### Dataset entries
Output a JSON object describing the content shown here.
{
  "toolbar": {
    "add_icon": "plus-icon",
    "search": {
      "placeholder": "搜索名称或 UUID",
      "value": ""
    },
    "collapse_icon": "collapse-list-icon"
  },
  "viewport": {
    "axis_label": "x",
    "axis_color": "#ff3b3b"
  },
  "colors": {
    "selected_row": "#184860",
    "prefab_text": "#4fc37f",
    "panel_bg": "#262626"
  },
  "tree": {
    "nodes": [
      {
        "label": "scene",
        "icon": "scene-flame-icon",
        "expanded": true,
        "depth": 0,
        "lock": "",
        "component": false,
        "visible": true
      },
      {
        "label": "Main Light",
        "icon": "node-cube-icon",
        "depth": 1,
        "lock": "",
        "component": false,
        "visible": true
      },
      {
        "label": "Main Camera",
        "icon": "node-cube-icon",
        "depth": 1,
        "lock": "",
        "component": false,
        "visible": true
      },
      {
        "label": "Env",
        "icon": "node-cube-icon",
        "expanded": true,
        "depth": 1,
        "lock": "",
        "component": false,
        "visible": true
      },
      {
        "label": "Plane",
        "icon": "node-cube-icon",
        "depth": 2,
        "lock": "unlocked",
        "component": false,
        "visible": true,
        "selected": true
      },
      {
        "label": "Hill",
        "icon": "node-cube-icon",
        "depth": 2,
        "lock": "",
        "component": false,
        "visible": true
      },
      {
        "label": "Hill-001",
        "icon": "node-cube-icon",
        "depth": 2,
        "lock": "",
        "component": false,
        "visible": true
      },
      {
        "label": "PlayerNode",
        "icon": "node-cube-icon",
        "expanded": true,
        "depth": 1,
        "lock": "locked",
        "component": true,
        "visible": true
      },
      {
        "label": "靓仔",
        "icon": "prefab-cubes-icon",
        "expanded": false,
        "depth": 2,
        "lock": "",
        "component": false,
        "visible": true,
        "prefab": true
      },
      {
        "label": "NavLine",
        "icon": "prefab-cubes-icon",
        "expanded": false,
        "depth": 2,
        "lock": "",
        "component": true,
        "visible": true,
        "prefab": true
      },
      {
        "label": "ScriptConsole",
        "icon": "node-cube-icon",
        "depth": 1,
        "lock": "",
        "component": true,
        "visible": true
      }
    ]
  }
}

### The request
The data above must be returned in full, exactly as written.

### Reply
Output a JSON object describing the content shown here.
{
  "toolbar": {
    "add_icon": "plus-icon",
    "search": {
      "placeholder": "搜索名称或 UUID",
      "value": ""
    },
    "collapse_icon": "collapse-list-icon"
  },
  "viewport": {
    "axis_label": "x",
    "axis_color": "#ff3b3b"
  },
  "colors": {
    "selected_row": "#184860",
    "prefab_text": "#4fc37f",
    "panel_bg": "#262626"
  },
  "tree": {
    "nodes": [
      {
        "label": "scene",
        "icon": "scene-flame-icon",
        "expanded": true,
        "depth": 0,
        "lock": "",
        "component": false,
        "visible": true
      },
      {
        "label": "Main Light",
        "icon": "node-cube-icon",
        "depth": 1,
        "lock": "",
        "component": false,
        "visible": true
      },
      {
        "label": "Main Camera",
        "icon": "node-cube-icon",
        "depth": 1,
        "lock": "",
        "component": false,
        "visible": true
      },
      {
        "label": "Env",
        "icon": "node-cube-icon",
        "expanded": true,
        "depth": 1,
        "lock": "",
        "component": false,
        "visible": true
      },
      {
        "label": "Plane",
        "icon": "node-cube-icon",
        "depth": 2,
        "lock": "unlocked",
        "component": false,
        "visible": true,
        "selected": true
      },
      {
        "label": "Hill",
        "icon": "node-cube-icon",
        "depth": 2,
        "lock": "",
        "component": false,
        "visible": true
      },
      {
        "label": "Hill-001",
        "icon": "node-cube-icon",
        "depth": 2,
        "lock": "",
        "component": false,
        "visible": true
      },
      {
        "label": "PlayerNode",
        "icon": "node-cube-icon",
        "expanded": true,
        "depth": 1,
        "lock": "locked",
        "component": true,
        "visible": true
      },
      {
        "label": "靓仔",
        "icon": "prefab-cubes-icon",
        "expanded": false,
        "depth": 2,
        "lock": "",
        "component": false,
        "visible": true,
        "prefab": true
      },
      {
        "label": "NavLine",
        "icon": "prefab-cubes-icon",
        "expanded": false,
        "depth": 2,
        "lock": "",
        "component": true,
        "visible": true,
        "prefab": true
      },
      {
        "label": "ScriptConsole",
        "icon": "node-cube-icon",
        "depth": 1,
        "lock": "",
        "component": true,
        "visible": true
      }
    ]
  }
}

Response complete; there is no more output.